# Exercise goal:
Copy, from the entries below, each line where the word "have" can be found.

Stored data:
#####

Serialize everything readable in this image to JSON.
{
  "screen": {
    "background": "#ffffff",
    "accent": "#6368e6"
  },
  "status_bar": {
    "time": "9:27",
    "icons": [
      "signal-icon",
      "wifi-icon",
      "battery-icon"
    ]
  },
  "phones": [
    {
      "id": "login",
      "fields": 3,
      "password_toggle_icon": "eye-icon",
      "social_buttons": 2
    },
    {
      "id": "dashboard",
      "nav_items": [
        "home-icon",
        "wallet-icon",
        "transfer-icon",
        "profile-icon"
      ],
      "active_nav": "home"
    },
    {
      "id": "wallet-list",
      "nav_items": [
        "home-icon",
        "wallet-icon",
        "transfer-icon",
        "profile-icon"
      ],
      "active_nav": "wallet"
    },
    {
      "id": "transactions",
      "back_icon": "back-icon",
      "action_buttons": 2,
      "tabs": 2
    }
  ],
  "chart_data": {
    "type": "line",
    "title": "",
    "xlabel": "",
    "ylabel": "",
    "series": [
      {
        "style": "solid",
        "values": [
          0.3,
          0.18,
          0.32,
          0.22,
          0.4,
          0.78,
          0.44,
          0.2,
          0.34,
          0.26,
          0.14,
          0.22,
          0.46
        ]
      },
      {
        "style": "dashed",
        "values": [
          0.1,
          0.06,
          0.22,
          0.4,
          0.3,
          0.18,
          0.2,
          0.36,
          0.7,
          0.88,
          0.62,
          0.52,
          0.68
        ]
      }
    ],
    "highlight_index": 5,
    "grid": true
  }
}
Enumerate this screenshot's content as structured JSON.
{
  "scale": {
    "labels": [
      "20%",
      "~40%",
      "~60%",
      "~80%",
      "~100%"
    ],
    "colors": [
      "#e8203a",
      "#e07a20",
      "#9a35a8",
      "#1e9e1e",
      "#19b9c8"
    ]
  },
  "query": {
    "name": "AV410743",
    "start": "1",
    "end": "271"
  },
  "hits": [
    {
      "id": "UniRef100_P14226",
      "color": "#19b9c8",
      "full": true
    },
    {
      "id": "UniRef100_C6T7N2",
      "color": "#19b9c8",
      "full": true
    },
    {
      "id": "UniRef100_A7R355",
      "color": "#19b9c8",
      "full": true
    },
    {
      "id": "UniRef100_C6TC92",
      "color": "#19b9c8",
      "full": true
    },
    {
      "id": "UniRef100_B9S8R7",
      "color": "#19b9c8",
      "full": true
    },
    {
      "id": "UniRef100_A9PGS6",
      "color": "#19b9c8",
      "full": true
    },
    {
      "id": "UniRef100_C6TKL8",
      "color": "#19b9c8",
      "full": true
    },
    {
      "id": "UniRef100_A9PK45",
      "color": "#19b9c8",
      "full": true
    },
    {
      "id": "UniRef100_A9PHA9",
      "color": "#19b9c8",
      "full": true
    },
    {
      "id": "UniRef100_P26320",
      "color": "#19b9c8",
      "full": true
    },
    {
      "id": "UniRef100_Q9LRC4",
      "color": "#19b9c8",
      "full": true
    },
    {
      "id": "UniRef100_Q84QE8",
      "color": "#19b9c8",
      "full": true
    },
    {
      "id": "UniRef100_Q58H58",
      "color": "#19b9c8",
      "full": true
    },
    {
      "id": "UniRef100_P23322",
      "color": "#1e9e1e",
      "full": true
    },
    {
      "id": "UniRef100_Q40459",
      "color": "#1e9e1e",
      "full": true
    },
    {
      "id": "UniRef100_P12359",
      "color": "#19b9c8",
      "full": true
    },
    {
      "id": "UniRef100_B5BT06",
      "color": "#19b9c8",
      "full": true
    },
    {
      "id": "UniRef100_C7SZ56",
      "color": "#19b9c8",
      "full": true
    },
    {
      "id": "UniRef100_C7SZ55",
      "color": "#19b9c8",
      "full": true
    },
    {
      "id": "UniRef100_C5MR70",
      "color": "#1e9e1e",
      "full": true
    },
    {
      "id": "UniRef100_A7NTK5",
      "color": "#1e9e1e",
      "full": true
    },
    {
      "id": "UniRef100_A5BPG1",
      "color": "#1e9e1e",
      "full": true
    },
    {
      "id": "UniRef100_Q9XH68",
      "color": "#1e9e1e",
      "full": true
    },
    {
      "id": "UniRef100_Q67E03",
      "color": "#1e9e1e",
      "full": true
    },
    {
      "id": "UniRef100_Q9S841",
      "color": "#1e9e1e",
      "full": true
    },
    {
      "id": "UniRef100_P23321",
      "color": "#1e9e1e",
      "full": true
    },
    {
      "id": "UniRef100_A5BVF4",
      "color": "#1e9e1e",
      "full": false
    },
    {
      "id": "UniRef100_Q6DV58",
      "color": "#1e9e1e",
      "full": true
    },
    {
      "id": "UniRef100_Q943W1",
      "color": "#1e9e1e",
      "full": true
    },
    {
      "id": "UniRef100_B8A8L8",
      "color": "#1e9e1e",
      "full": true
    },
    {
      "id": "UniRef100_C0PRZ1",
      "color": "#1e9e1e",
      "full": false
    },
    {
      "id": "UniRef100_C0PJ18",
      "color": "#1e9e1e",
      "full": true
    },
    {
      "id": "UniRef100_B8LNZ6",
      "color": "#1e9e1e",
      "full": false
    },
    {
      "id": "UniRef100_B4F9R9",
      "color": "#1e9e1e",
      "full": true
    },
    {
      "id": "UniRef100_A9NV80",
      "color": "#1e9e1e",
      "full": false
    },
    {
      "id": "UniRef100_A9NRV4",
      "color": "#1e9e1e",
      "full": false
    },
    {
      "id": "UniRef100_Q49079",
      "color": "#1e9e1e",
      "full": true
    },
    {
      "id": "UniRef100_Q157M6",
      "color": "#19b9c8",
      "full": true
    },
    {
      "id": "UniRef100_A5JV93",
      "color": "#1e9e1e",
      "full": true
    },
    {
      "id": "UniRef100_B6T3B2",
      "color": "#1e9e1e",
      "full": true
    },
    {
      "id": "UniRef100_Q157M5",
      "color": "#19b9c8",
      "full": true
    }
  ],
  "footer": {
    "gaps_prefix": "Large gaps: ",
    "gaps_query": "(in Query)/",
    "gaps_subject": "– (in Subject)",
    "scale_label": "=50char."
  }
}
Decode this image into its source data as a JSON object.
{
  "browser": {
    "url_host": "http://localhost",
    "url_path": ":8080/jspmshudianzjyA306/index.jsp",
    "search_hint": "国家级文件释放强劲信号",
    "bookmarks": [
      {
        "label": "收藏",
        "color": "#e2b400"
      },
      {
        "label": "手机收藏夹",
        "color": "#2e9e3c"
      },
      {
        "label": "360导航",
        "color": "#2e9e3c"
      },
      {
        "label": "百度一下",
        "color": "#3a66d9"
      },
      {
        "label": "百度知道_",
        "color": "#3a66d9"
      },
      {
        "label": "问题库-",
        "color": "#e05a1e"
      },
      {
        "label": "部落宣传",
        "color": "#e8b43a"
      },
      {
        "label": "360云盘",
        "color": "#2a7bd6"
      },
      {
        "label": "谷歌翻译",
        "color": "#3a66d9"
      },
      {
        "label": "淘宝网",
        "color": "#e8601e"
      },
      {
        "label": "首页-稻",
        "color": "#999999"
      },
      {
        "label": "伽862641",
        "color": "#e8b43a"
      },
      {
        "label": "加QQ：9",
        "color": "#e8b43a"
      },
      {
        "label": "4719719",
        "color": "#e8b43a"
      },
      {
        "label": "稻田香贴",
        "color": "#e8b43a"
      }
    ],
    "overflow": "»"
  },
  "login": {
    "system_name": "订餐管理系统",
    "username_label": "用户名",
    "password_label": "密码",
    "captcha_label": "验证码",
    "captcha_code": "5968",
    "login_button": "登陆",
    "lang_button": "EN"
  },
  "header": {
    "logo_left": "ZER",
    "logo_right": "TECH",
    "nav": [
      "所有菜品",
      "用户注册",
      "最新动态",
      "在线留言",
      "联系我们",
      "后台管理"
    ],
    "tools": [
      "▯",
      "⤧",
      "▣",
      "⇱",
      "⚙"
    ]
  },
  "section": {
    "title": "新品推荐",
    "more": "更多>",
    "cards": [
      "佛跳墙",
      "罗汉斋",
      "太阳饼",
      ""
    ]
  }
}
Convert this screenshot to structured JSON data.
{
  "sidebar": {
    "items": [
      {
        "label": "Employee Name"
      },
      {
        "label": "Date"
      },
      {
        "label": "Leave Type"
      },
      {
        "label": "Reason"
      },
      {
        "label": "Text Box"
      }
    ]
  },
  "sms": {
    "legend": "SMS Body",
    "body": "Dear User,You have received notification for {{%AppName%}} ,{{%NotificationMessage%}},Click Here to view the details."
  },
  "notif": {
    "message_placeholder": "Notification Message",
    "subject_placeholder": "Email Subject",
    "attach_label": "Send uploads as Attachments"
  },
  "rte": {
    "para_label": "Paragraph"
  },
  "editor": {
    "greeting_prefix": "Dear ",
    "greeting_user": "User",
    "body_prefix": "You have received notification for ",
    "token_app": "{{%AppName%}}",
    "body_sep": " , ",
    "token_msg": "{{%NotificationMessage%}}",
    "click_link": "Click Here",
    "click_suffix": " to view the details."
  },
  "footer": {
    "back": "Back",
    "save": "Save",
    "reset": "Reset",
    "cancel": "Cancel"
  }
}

#####

# Reply:
    "body": "Dear User,You have received notification for {{%AppName%}} ,{{%NotificationMessage%}},Click Here to view the details."
    "body_prefix": "You have received notification for ",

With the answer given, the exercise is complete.